[Collected data entries]
+++

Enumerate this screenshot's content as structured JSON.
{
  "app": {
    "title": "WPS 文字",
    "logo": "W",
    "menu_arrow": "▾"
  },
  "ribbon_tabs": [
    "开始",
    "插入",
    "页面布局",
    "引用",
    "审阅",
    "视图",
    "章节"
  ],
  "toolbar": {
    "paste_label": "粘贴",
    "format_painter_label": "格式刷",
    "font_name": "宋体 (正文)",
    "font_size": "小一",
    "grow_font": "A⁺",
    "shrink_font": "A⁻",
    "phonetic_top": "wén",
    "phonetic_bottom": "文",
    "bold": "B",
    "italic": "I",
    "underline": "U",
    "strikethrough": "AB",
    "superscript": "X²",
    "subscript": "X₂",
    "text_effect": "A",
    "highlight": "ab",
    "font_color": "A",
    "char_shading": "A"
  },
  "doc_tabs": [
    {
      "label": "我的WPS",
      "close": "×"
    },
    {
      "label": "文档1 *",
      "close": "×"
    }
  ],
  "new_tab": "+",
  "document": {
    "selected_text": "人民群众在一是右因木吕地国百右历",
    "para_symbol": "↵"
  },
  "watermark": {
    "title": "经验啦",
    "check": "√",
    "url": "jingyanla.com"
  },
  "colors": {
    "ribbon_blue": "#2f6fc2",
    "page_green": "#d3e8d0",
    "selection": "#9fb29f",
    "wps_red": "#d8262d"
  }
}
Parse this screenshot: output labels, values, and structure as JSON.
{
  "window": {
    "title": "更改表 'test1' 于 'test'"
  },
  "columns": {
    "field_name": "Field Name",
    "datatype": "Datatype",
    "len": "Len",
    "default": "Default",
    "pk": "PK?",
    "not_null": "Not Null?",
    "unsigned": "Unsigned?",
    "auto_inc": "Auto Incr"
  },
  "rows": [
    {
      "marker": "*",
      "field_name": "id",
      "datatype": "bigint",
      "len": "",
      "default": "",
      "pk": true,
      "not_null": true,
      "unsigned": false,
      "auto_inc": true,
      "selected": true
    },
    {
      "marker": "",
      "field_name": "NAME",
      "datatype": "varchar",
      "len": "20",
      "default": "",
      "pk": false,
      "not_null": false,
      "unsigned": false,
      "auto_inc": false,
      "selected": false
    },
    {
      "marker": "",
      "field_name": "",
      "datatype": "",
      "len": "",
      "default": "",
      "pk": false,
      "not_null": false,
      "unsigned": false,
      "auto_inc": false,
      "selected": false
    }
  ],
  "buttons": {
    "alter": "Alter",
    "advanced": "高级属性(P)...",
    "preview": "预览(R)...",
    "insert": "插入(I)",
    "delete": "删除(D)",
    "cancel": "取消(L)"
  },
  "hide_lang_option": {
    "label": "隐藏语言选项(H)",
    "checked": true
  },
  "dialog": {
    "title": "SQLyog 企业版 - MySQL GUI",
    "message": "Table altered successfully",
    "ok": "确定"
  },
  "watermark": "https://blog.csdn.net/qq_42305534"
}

+++

[Exercise directions]:
What is needed here is an exact reproduction of all the entries.

[Written response]:
Enumerate this screenshot's content as structured JSON.
{
  "app": {
    "title": "WPS 文字",
    "logo": "W",
    "menu_arrow": "▾"
  },
  "ribbon_tabs": [
    "开始",
    "插入",
    "页面布局",
    "引用",
    "审阅",
    "视图",
    "章节"
  ],
  "toolbar": {
    "paste_label": "粘贴",
    "format_painter_label": "格式刷",
    "font_name": "宋体 (正文)",
    "font_size": "小一",
    "grow_font": "A⁺",
    "shrink_font": "A⁻",
    "phonetic_top": "wén",
    "phonetic_bottom": "文",
    "bold": "B",
    "italic": "I",
    "underline": "U",
    "strikethrough": "AB",
    "superscript": "X²",
    "subscript": "X₂",
    "text_effect": "A",
    "highlight": "ab",
    "font_color": "A",
    "char_shading": "A"
  },
  "doc_tabs": [
    {
      "label": "我的WPS",
      "close": "×"
    },
    {
      "label": "文档1 *",
      "close": "×"
    }
  ],
  "new_tab": "+",
  "document": {
    "selected_text": "人民群众在一是右因木吕地国百右历",
    "para_symbol": "↵"
  },
  "watermark": {
    "title": "经验啦",
    "check": "√",
    "url": "jingyanla.com"
  },
  "colors": {
    "ribbon_blue": "#2f6fc2",
    "page_green": "#d3e8d0",
    "selection": "#9fb29f",
    "wps_red": "#d8262d"
  }
}
Parse this screenshot: output labels, values, and structure as JSON.
{
  "window": {
    "title": "更改表 'test1' 于 'test'"
  },
  "columns": {
    "field_name": "Field Name",
    "datatype": "Datatype",
    "len": "Len",
    "default": "Default",
    "pk": "PK?",
    "not_null": "Not Null?",
    "unsigned": "Unsigned?",
    "auto_inc": "Auto Incr"
  },
  "rows": [
    {
      "marker": "*",
      "field_name": "id",
      "datatype": "bigint",
      "len": "",
      "default": "",
      "pk": true,
      "not_null": true,
      "unsigned": false,
      "auto_inc": true,
      "selected": true
    },
    {
      "marker": "",
      "field_name": "NAME",
      "datatype": "varchar",
      "len": "20",
      "default": "",
      "pk": false,
      "not_null": false,
      "unsigned": false,
      "auto_inc": false,
      "selected": false
    },
    {
      "marker": "",
      "field_name": "",
      "datatype": "",
      "len": "",
      "default": "",
      "pk": false,
      "not_null": false,
      "unsigned": false,
      "auto_inc": false,
      "selected": false
    }
  ],
  "buttons": {
    "alter": "Alter",
    "advanced": "高级属性(P)...",
    "preview": "预览(R)...",
    "insert": "插入(I)",
    "delete": "删除(D)",
    "cancel": "取消(L)"
  },
  "hide_lang_option": {
    "label": "隐藏语言选项(H)",
    "checked": true
  },
  "dialog": {
    "title": "SQLyog 企业版 - MySQL GUI",
    "message": "Table altered successfully",
    "ok": "确定"
  },
  "watermark": "https://blog.csdn.net/qq_42305534"
}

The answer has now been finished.